#### [Given request]
Your task is to copy the listing exactly, with the pictures left out.

#### [Exercise input]
+++++
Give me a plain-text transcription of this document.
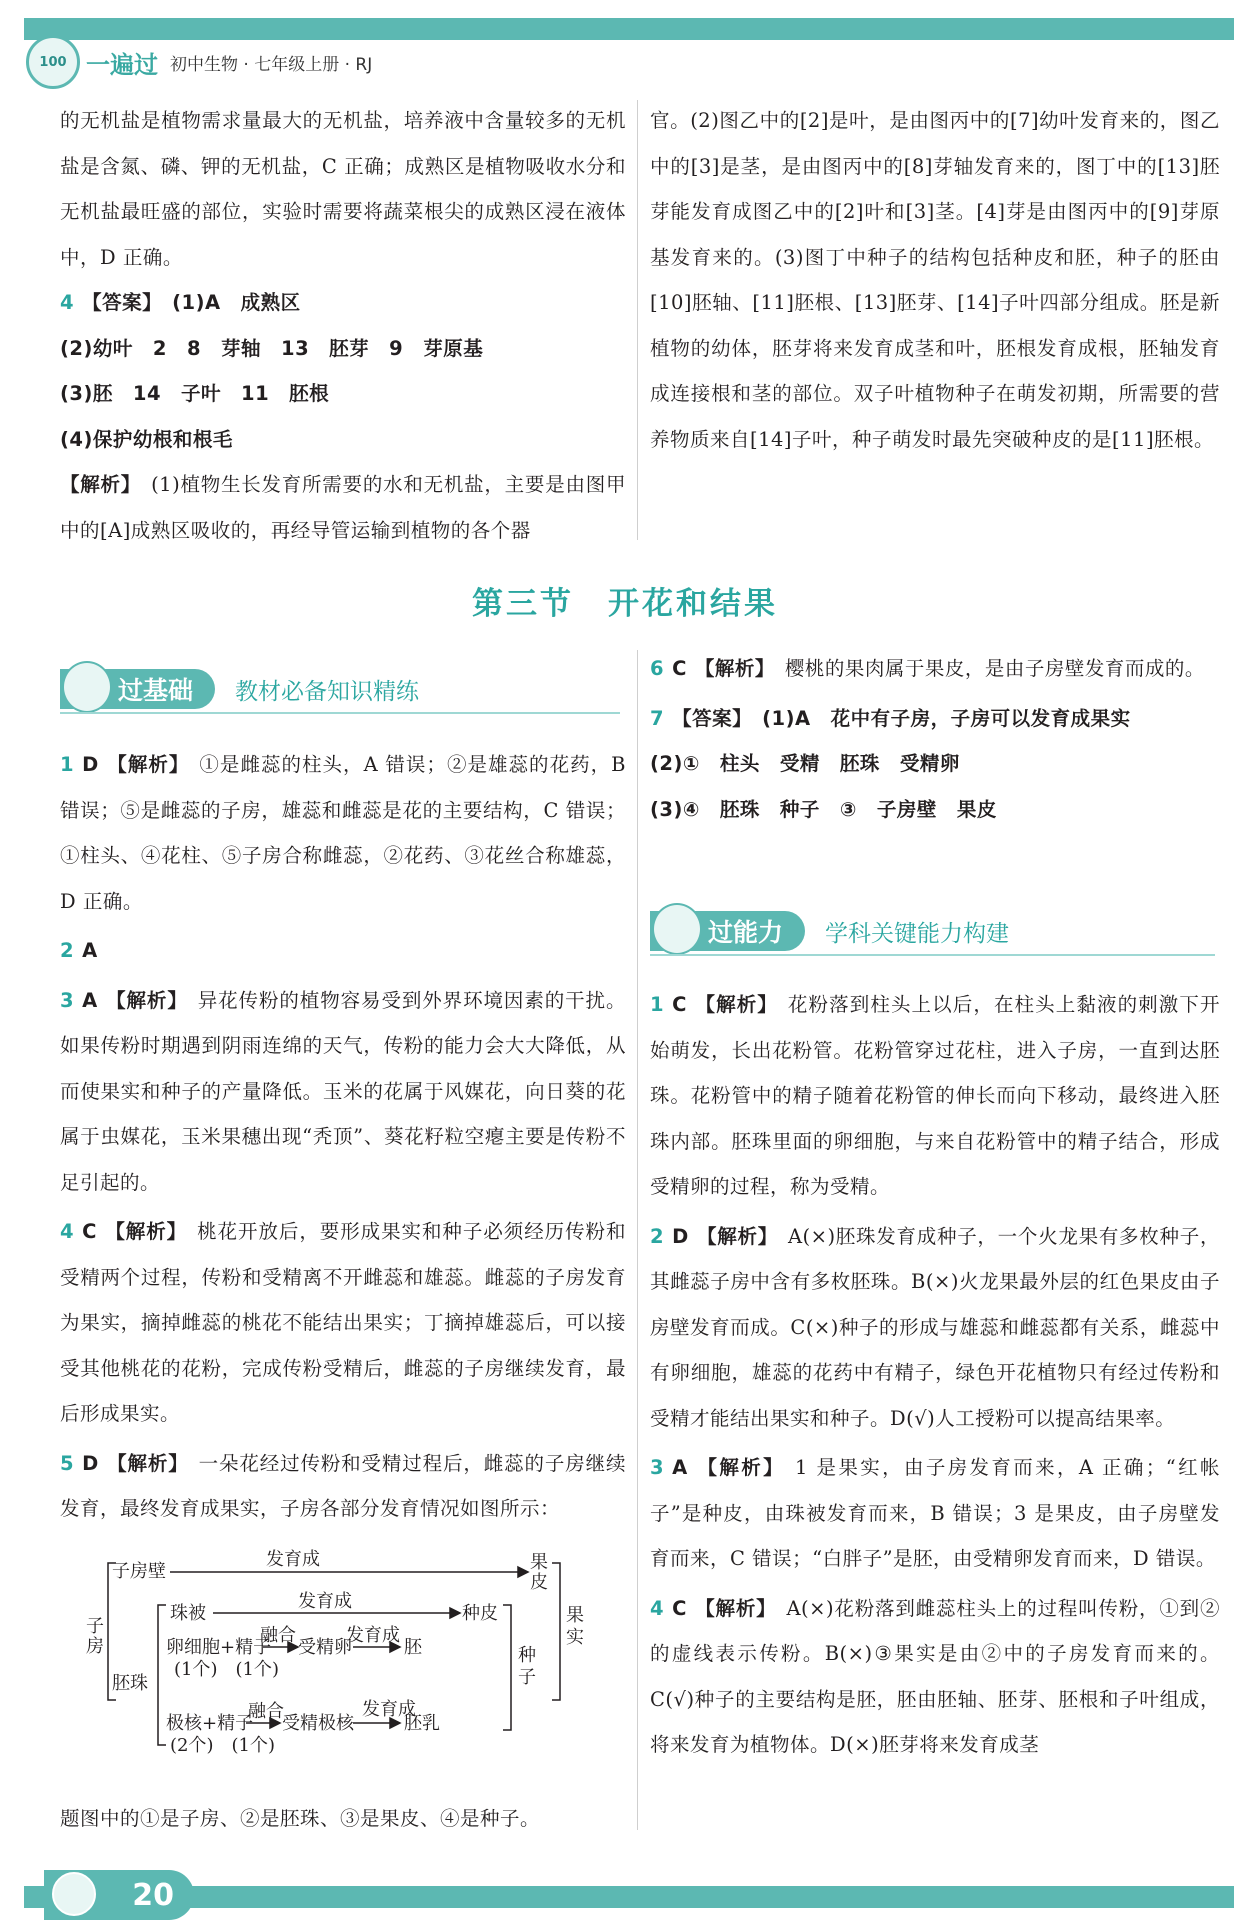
100 一遍过 初中生物 · 七年级上册 · RJ

的无机盐是植物需求量最大的无机盐，培养液中含量较多的无机盐是含氮、磷、钾的无机盐，C 正确；成熟区是植物吸收水分和无机盐最旺盛的部位，实验时需要将蔬菜根尖的成熟区浸在液体中，D 正确。

4 【答案】 (1)A　成熟区

(2)幼叶　2　8　芽轴　13　胚芽　9　芽原基

(3)胚　14　子叶　11　胚根

(4)保护幼根和根毛

【解析】 (1)植物生长发育所需要的水和无机盐，主要是由图甲中的[A]成熟区吸收的，再经导管运输到植物的各个器

官。(2)图乙中的[2]是叶，是由图丙中的[7]幼叶发育来的，图乙中的[3]是茎，是由图丙中的[8]芽轴发育来的，图丁中的[13]胚芽能发育成图乙中的[2]叶和[3]茎。[4]芽是由图丙中的[9]芽原基发育来的。(3)图丁中种子的结构包括种皮和胚，种子的胚由[10]胚轴、[11]胚根、[13]胚芽、[14]子叶四部分组成。胚是新植物的幼体，胚芽将来发育成茎和叶，胚根发育成根，胚轴发育成连接根和茎的部位。双子叶植物种子在萌发初期，所需要的营养物质来自[14]子叶，种子萌发时最先突破种皮的是[11]胚根。

第三节　开花和结果
过基础 教材必备知识精练

1 D 【解析】 ①是雌蕊的柱头，A 错误；②是雄蕊的花药，B 错误；⑤是雌蕊的子房，雄蕊和雌蕊是花的主要结构，C 错误；①柱头、④花柱、⑤子房合称雌蕊，②花药、③花丝合称雄蕊，D 正确。

2 A

3 A 【解析】 异花传粉的植物容易受到外界环境因素的干扰。如果传粉时期遇到阴雨连绵的天气，传粉的能力会大大降低，从而使果实和种子的产量降低。玉米的花属于风媒花，向日葵的花属于虫媒花，玉米果穗出现“秃顶”、葵花籽粒空瘪主要是传粉不足引起的。

4 C 【解析】 桃花开放后，要形成果实和种子必须经历传粉和受精两个过程，传粉和受精离不开雌蕊和雄蕊。雌蕊的子房发育为果实，摘掉雌蕊的桃花不能结出果实；丁摘掉雄蕊后，可以接受其他桃花的花粉，完成传粉受精后，雌蕊的子房继续发育，最后形成果实。

5 D 【解析】 一朵花经过传粉和受精过程后，雌蕊的子房继续发育，最终发育成果实，子房各部分发育情况如图所示：

子房
子房壁
发育成	果皮
果实
胚珠
珠被
发育成
种皮
卵细胞+精子
(1个)　(1个)
融合
受精卵
发育成
胚	种子
融合
极核+精子
(2个)　(1个)
受精极核
发育成
胚乳

题图中的①是子房、②是胚珠、③是果皮、④是种子。

6 C 【解析】 樱桃的果肉属于果皮，是由子房壁发育而成的。

7 【答案】 (1)A　花中有子房，子房可以发育成果实

(2)①　柱头　受精　胚珠　受精卵

(3)④　胚珠　种子　③　子房壁　果皮

过能力 学科关键能力构建

1 C 【解析】 花粉落到柱头上以后，在柱头上黏液的刺激下开始萌发，长出花粉管。花粉管穿过花柱，进入子房，一直到达胚珠。花粉管中的精子随着花粉管的伸长而向下移动，最终进入胚珠内部。胚珠里面的卵细胞，与来自花粉管中的精子结合，形成受精卵的过程，称为受精。

2 D 【解析】 A(×)胚珠发育成种子，一个火龙果有多枚种子，其雌蕊子房中含有多枚胚珠。B(×)火龙果最外层的红色果皮由子房壁发育而成。C(×)种子的形成与雄蕊和雌蕊都有关系，雌蕊中有卵细胞，雄蕊的花药中有精子，绿色开花植物只有经过传粉和受精才能结出果实和种子。D(√)人工授粉可以提高结果率。

3 A 【解析】 1 是果实，由子房发育而来，A 正确；“红帐子”是种皮，由珠被发育而来，B 错误；3 是果皮，由子房壁发育而来，C 错误；“白胖子”是胚，由受精卵发育而来，D 错误。

4 C 【解析】 A(×)花粉落到雌蕊柱头上的过程叫传粉，①到②的虚线表示传粉。B(×)③果实是由②中的子房发育而来的。C(√)种子的主要结构是胚，胚由胚轴、胚芽、胚根和子叶组成，将来发育为植物体。D(×)胚芽将来发育成茎

20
+++++
#### [Reply to the task]
Give me a plain-text transcription of this document.
100 一遍过 初中生物 · 七年级上册 · RJ

的无机盐是植物需求量最大的无机盐，培养液中含量较多的无机盐是含氮、磷、钾的无机盐，C 正确；成熟区是植物吸收水分和无机盐最旺盛的部位，实验时需要将蔬菜根尖的成熟区浸在液体中，D 正确。

4 【答案】 (1)A　成熟区

(2)幼叶　2　8　芽轴　13　胚芽　9　芽原基

(3)胚　14　子叶　11　胚根

(4)保护幼根和根毛

【解析】 (1)植物生长发育所需要的水和无机盐，主要是由图甲中的[A]成熟区吸收的，再经导管运输到植物的各个器

官。(2)图乙中的[2]是叶，是由图丙中的[7]幼叶发育来的，图乙中的[3]是茎，是由图丙中的[8]芽轴发育来的，图丁中的[13]胚芽能发育成图乙中的[2]叶和[3]茎。[4]芽是由图丙中的[9]芽原基发育来的。(3)图丁中种子的结构包括种皮和胚，种子的胚由[10]胚轴、[11]胚根、[13]胚芽、[14]子叶四部分组成。胚是新植物的幼体，胚芽将来发育成茎和叶，胚根发育成根，胚轴发育成连接根和茎的部位。双子叶植物种子在萌发初期，所需要的营养物质来自[14]子叶，种子萌发时最先突破种皮的是[11]胚根。

第三节　开花和结果
过基础 教材必备知识精练

1 D 【解析】 ①是雌蕊的柱头，A 错误；②是雄蕊的花药，B 错误；⑤是雌蕊的子房，雄蕊和雌蕊是花的主要结构，C 错误；①柱头、④花柱、⑤子房合称雌蕊，②花药、③花丝合称雄蕊，D 正确。

2 A

3 A 【解析】 异花传粉的植物容易受到外界环境因素的干扰。如果传粉时期遇到阴雨连绵的天气，传粉的能力会大大降低，从而使果实和种子的产量降低。玉米的花属于风媒花，向日葵的花属于虫媒花，玉米果穗出现“秃顶”、葵花籽粒空瘪主要是传粉不足引起的。

4 C 【解析】 桃花开放后，要形成果实和种子必须经历传粉和受精两个过程，传粉和受精离不开雌蕊和雄蕊。雌蕊的子房发育为果实，摘掉雌蕊的桃花不能结出果实；丁摘掉雄蕊后，可以接受其他桃花的花粉，完成传粉受精后，雌蕊的子房继续发育，最后形成果实。

5 D 【解析】 一朵花经过传粉和受精过程后，雌蕊的子房继续发育，最终发育成果实，子房各部分发育情况如图所示：

子房
子房壁
发育成	果皮
果实
胚珠
珠被
发育成
种皮
卵细胞+精子
(1个)　(1个)
融合
受精卵
发育成
胚	种子
融合
极核+精子
(2个)　(1个)
受精极核
发育成
胚乳

题图中的①是子房、②是胚珠、③是果皮、④是种子。

6 C 【解析】 樱桃的果肉属于果皮，是由子房壁发育而成的。

7 【答案】 (1)A　花中有子房，子房可以发育成果实

(2)①　柱头　受精　胚珠　受精卵

(3)④　胚珠　种子　③　子房壁　果皮

过能力 学科关键能力构建

1 C 【解析】 花粉落到柱头上以后，在柱头上黏液的刺激下开始萌发，长出花粉管。花粉管穿过花柱，进入子房，一直到达胚珠。花粉管中的精子随着花粉管的伸长而向下移动，最终进入胚珠内部。胚珠里面的卵细胞，与来自花粉管中的精子结合，形成受精卵的过程，称为受精。

2 D 【解析】 A(×)胚珠发育成种子，一个火龙果有多枚种子，其雌蕊子房中含有多枚胚珠。B(×)火龙果最外层的红色果皮由子房壁发育而成。C(×)种子的形成与雄蕊和雌蕊都有关系，雌蕊中有卵细胞，雄蕊的花药中有精子，绿色开花植物只有经过传粉和受精才能结出果实和种子。D(√)人工授粉可以提高结果率。

3 A 【解析】 1 是果实，由子房发育而来，A 正确；“红帐子”是种皮，由珠被发育而来，B 错误；3 是果皮，由子房壁发育而来，C 错误；“白胖子”是胚，由受精卵发育而来，D 错误。

4 C 【解析】 A(×)花粉落到雌蕊柱头上的过程叫传粉，①到②的虚线表示传粉。B(×)③果实是由②中的子房发育而来的。C(√)种子的主要结构是胚，胚由胚轴、胚芽、胚根和子叶组成，将来发育为植物体。D(×)胚芽将来发育成茎

20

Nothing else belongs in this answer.